* _Your task_: Repeat every entry word for word, but leave the images out of your copy.

* _Record list_:

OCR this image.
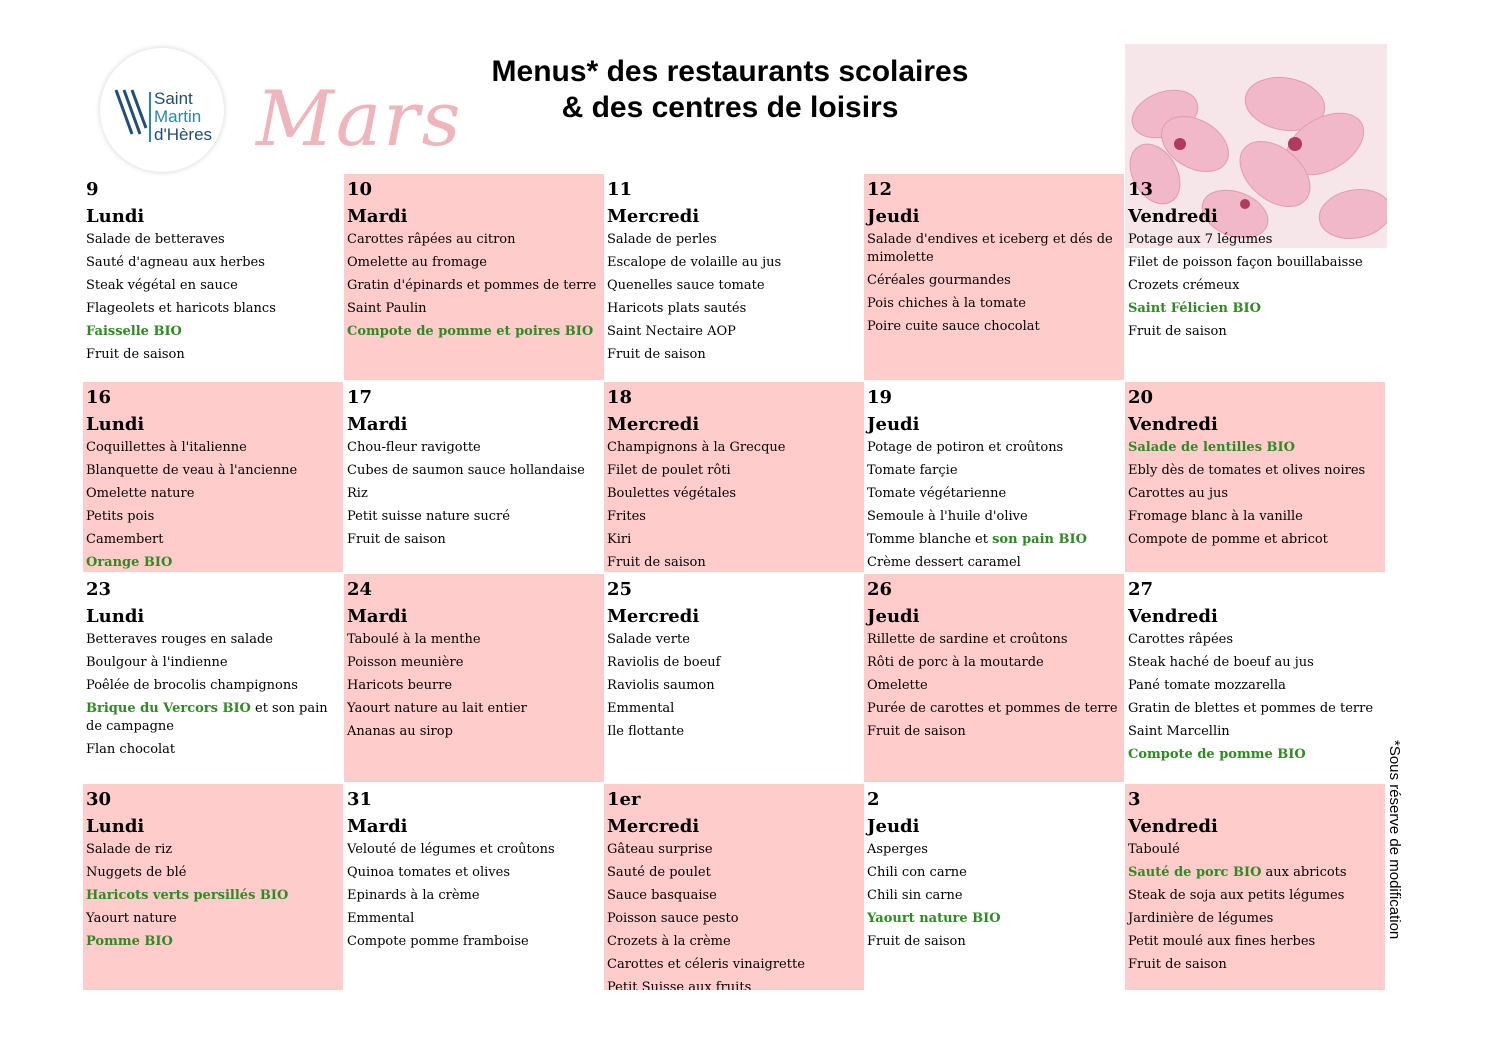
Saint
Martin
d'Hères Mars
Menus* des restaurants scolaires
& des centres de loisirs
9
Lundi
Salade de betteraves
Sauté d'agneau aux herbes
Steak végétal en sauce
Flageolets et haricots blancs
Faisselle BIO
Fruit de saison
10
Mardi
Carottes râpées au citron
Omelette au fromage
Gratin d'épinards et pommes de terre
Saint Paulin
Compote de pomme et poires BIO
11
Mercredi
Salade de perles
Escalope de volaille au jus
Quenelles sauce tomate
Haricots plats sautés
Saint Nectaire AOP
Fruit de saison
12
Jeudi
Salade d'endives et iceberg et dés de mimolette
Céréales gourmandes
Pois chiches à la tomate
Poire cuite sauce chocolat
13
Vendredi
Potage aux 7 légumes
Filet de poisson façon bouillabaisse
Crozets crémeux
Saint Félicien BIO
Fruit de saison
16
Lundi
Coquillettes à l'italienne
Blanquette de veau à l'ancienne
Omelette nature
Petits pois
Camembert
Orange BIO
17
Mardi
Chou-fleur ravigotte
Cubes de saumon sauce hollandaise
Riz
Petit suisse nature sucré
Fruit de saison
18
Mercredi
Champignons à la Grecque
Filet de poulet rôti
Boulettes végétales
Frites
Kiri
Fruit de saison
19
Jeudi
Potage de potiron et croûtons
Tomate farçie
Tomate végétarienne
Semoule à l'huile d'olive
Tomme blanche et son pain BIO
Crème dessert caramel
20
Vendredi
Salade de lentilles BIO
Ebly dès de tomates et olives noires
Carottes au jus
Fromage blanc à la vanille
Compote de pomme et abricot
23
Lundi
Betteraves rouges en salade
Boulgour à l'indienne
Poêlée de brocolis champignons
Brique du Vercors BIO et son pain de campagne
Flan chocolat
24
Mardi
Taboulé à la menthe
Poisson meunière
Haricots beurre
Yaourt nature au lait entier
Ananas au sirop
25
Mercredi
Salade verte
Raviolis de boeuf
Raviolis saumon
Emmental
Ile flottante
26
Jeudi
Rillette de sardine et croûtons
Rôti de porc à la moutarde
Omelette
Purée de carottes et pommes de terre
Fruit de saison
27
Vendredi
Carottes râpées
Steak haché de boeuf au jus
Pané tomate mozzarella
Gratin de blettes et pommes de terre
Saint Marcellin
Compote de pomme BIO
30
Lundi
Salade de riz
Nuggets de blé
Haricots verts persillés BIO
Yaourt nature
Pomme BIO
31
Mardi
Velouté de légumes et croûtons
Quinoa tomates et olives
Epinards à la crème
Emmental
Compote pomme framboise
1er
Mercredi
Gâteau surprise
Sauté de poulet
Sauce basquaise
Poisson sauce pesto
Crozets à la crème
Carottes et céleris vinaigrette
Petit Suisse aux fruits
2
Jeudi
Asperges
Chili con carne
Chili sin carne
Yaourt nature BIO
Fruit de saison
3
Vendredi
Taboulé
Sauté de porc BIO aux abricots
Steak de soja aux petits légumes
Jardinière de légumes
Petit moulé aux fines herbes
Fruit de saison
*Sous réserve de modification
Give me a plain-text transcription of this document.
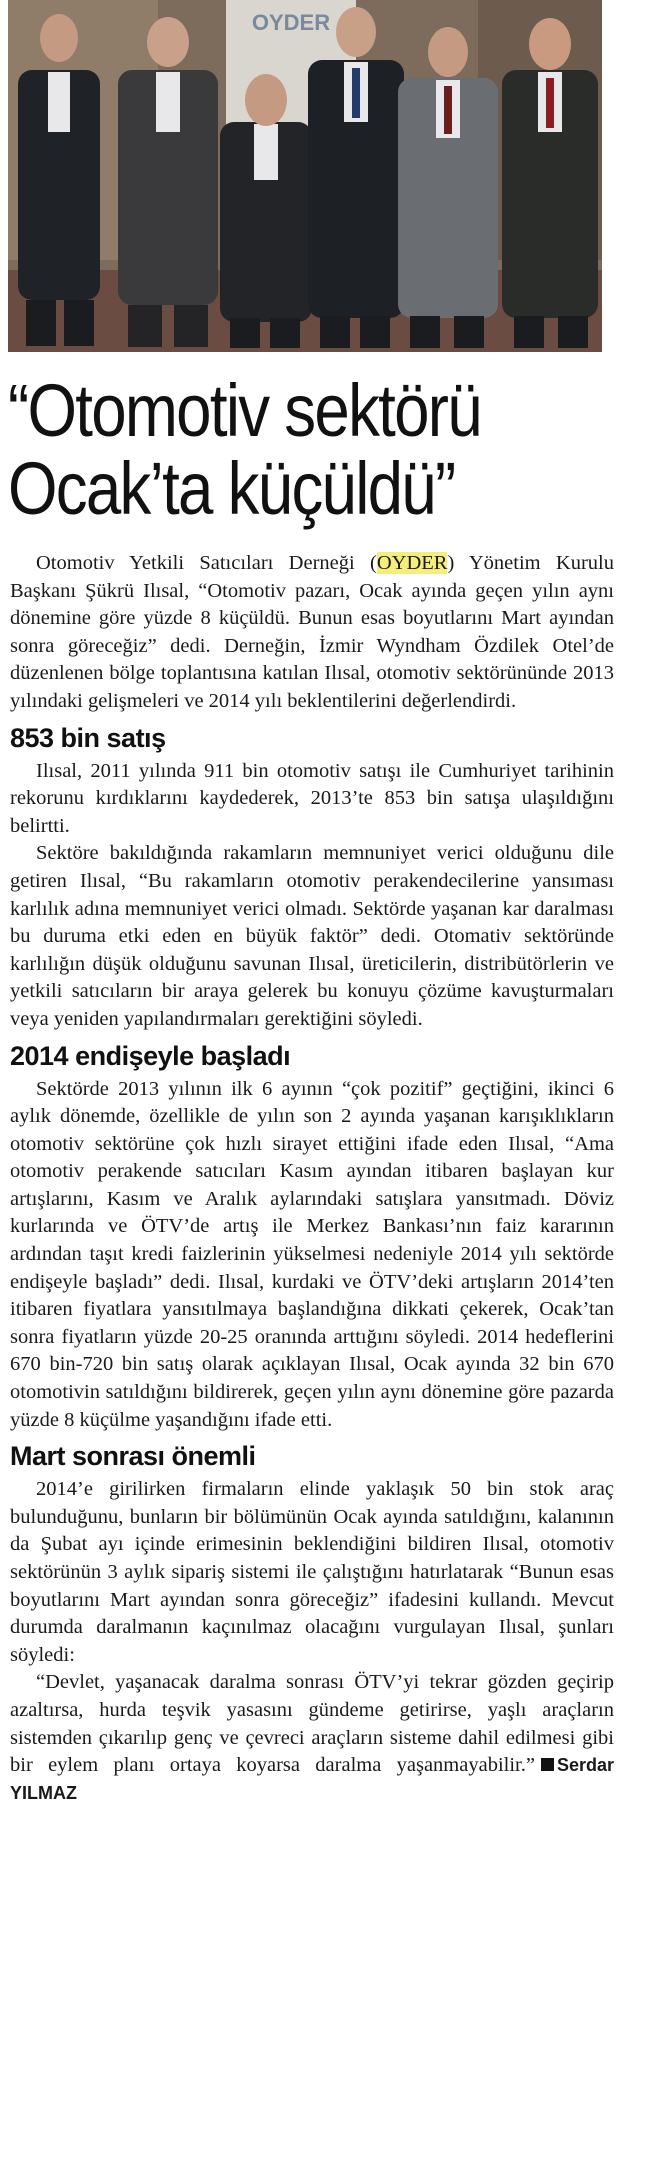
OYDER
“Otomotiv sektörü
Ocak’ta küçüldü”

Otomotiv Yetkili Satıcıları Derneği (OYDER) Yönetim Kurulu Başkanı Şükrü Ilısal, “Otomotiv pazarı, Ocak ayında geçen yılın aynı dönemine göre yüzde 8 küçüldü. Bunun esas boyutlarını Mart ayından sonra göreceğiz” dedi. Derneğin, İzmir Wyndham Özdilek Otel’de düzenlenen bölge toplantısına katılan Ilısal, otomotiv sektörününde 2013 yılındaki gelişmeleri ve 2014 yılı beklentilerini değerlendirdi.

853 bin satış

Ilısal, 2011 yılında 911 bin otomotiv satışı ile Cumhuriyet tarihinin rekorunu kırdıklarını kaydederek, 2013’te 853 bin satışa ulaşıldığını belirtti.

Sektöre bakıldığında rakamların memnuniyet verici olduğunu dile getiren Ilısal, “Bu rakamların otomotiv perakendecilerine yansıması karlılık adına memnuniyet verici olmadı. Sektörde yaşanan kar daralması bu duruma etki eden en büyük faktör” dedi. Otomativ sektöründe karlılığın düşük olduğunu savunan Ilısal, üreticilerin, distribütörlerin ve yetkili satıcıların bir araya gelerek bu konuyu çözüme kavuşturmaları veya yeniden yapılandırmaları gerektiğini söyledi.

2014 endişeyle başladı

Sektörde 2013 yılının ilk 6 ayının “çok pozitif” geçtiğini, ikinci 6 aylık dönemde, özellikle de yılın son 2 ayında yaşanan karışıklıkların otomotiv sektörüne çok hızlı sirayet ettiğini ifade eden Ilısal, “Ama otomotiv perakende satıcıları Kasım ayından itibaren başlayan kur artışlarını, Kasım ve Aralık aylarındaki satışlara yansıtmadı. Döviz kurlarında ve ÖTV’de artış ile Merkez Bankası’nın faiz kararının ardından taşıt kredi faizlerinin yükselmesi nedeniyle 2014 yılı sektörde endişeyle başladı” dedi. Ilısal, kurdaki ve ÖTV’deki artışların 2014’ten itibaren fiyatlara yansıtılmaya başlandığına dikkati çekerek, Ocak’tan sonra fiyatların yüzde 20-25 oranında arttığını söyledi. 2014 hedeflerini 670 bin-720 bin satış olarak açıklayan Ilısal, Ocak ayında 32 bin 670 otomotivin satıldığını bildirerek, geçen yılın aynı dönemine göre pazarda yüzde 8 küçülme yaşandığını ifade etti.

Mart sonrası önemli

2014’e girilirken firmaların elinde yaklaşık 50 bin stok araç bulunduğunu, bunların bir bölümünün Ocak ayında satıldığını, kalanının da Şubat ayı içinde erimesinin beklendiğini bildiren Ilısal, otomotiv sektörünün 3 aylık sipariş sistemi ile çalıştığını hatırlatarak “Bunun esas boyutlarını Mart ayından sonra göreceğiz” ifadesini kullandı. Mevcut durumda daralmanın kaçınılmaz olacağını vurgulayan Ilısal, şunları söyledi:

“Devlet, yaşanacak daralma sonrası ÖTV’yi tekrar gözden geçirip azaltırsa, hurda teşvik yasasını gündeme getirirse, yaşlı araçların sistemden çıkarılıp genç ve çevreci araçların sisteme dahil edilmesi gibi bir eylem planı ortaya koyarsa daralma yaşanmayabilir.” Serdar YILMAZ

* _Exercise solution_:
OCR this image.
Saint
Martin
d'Hères Mars
Menus* des restaurants scolaires
& des centres de loisirs
9
Lundi
Salade de betteraves
Sauté d'agneau aux herbes
Steak végétal en sauce
Flageolets et haricots blancs
Faisselle BIO
Fruit de saison
10
Mardi
Carottes râpées au citron
Omelette au fromage
Gratin d'épinards et pommes de terre
Saint Paulin
Compote de pomme et poires BIO
11
Mercredi
Salade de perles
Escalope de volaille au jus
Quenelles sauce tomate
Haricots plats sautés
Saint Nectaire AOP
Fruit de saison
12
Jeudi
Salade d'endives et iceberg et dés de mimolette
Céréales gourmandes
Pois chiches à la tomate
Poire cuite sauce chocolat
13
Vendredi
Potage aux 7 légumes
Filet de poisson façon bouillabaisse
Crozets crémeux
Saint Félicien BIO
Fruit de saison
16
Lundi
Coquillettes à l'italienne
Blanquette de veau à l'ancienne
Omelette nature
Petits pois
Camembert
Orange BIO
17
Mardi
Chou-fleur ravigotte
Cubes de saumon sauce hollandaise
Riz
Petit suisse nature sucré
Fruit de saison
18
Mercredi
Champignons à la Grecque
Filet de poulet rôti
Boulettes végétales
Frites
Kiri
Fruit de saison
19
Jeudi
Potage de potiron et croûtons
Tomate farçie
Tomate végétarienne
Semoule à l'huile d'olive
Tomme blanche et son pain BIO
Crème dessert caramel
20
Vendredi
Salade de lentilles BIO
Ebly dès de tomates et olives noires
Carottes au jus
Fromage blanc à la vanille
Compote de pomme et abricot
23
Lundi
Betteraves rouges en salade
Boulgour à l'indienne
Poêlée de brocolis champignons
Brique du Vercors BIO et son pain de campagne
Flan chocolat
24
Mardi
Taboulé à la menthe
Poisson meunière
Haricots beurre
Yaourt nature au lait entier
Ananas au sirop
25
Mercredi
Salade verte
Raviolis de boeuf
Raviolis saumon
Emmental
Ile flottante
26
Jeudi
Rillette de sardine et croûtons
Rôti de porc à la moutarde
Omelette
Purée de carottes et pommes de terre
Fruit de saison
27
Vendredi
Carottes râpées
Steak haché de boeuf au jus
Pané tomate mozzarella
Gratin de blettes et pommes de terre
Saint Marcellin
Compote de pomme BIO
30
Lundi
Salade de riz
Nuggets de blé
Haricots verts persillés BIO
Yaourt nature
Pomme BIO
31
Mardi
Velouté de légumes et croûtons
Quinoa tomates et olives
Epinards à la crème
Emmental
Compote pomme framboise
1er
Mercredi
Gâteau surprise
Sauté de poulet
Sauce basquaise
Poisson sauce pesto
Crozets à la crème
Carottes et céleris vinaigrette
Petit Suisse aux fruits
2
Jeudi
Asperges
Chili con carne
Chili sin carne
Yaourt nature BIO
Fruit de saison
3
Vendredi
Taboulé
Sauté de porc BIO aux abricots
Steak de soja aux petits légumes
Jardinière de légumes
Petit moulé aux fines herbes
Fruit de saison
*Sous réserve de modification
Give me a plain-text transcription of this document.
OYDER
“Otomotiv sektörü
Ocak’ta küçüldü”

Otomotiv Yetkili Satıcıları Derneği (OYDER) Yönetim Kurulu Başkanı Şükrü Ilısal, “Otomotiv pazarı, Ocak ayında geçen yılın aynı dönemine göre yüzde 8 küçüldü. Bunun esas boyutlarını Mart ayından sonra göreceğiz” dedi. Derneğin, İzmir Wyndham Özdilek Otel’de düzenlenen bölge toplantısına katılan Ilısal, otomotiv sektörününde 2013 yılındaki gelişmeleri ve 2014 yılı beklentilerini değerlendirdi.

853 bin satış

Ilısal, 2011 yılında 911 bin otomotiv satışı ile Cumhuriyet tarihinin rekorunu kırdıklarını kaydederek, 2013’te 853 bin satışa ulaşıldığını belirtti.

Sektöre bakıldığında rakamların memnuniyet verici olduğunu dile getiren Ilısal, “Bu rakamların otomotiv perakendecilerine yansıması karlılık adına memnuniyet verici olmadı. Sektörde yaşanan kar daralması bu duruma etki eden en büyük faktör” dedi. Otomativ sektöründe karlılığın düşük olduğunu savunan Ilısal, üreticilerin, distribütörlerin ve yetkili satıcıların bir araya gelerek bu konuyu çözüme kavuşturmaları veya yeniden yapılandırmaları gerektiğini söyledi.

2014 endişeyle başladı

Sektörde 2013 yılının ilk 6 ayının “çok pozitif” geçtiğini, ikinci 6 aylık dönemde, özellikle de yılın son 2 ayında yaşanan karışıklıkların otomotiv sektörüne çok hızlı sirayet ettiğini ifade eden Ilısal, “Ama otomotiv perakende satıcıları Kasım ayından itibaren başlayan kur artışlarını, Kasım ve Aralık aylarındaki satışlara yansıtmadı. Döviz kurlarında ve ÖTV’de artış ile Merkez Bankası’nın faiz kararının ardından taşıt kredi faizlerinin yükselmesi nedeniyle 2014 yılı sektörde endişeyle başladı” dedi. Ilısal, kurdaki ve ÖTV’deki artışların 2014’ten itibaren fiyatlara yansıtılmaya başlandığına dikkati çekerek, Ocak’tan sonra fiyatların yüzde 20-25 oranında arttığını söyledi. 2014 hedeflerini 670 bin-720 bin satış olarak açıklayan Ilısal, Ocak ayında 32 bin 670 otomotivin satıldığını bildirerek, geçen yılın aynı dönemine göre pazarda yüzde 8 küçülme yaşandığını ifade etti.

Mart sonrası önemli

2014’e girilirken firmaların elinde yaklaşık 50 bin stok araç bulunduğunu, bunların bir bölümünün Ocak ayında satıldığını, kalanının da Şubat ayı içinde erimesinin beklendiğini bildiren Ilısal, otomotiv sektörünün 3 aylık sipariş sistemi ile çalıştığını hatırlatarak “Bunun esas boyutlarını Mart ayından sonra göreceğiz” ifadesini kullandı. Mevcut durumda daralmanın kaçınılmaz olacağını vurgulayan Ilısal, şunları söyledi:

“Devlet, yaşanacak daralma sonrası ÖTV’yi tekrar gözden geçirip azaltırsa, hurda teşvik yasasını gündeme getirirse, yaşlı araçların sistemden çıkarılıp genç ve çevreci araçların sisteme dahil edilmesi gibi bir eylem planı ortaya koyarsa daralma yaşanmayabilir.” Serdar YILMAZ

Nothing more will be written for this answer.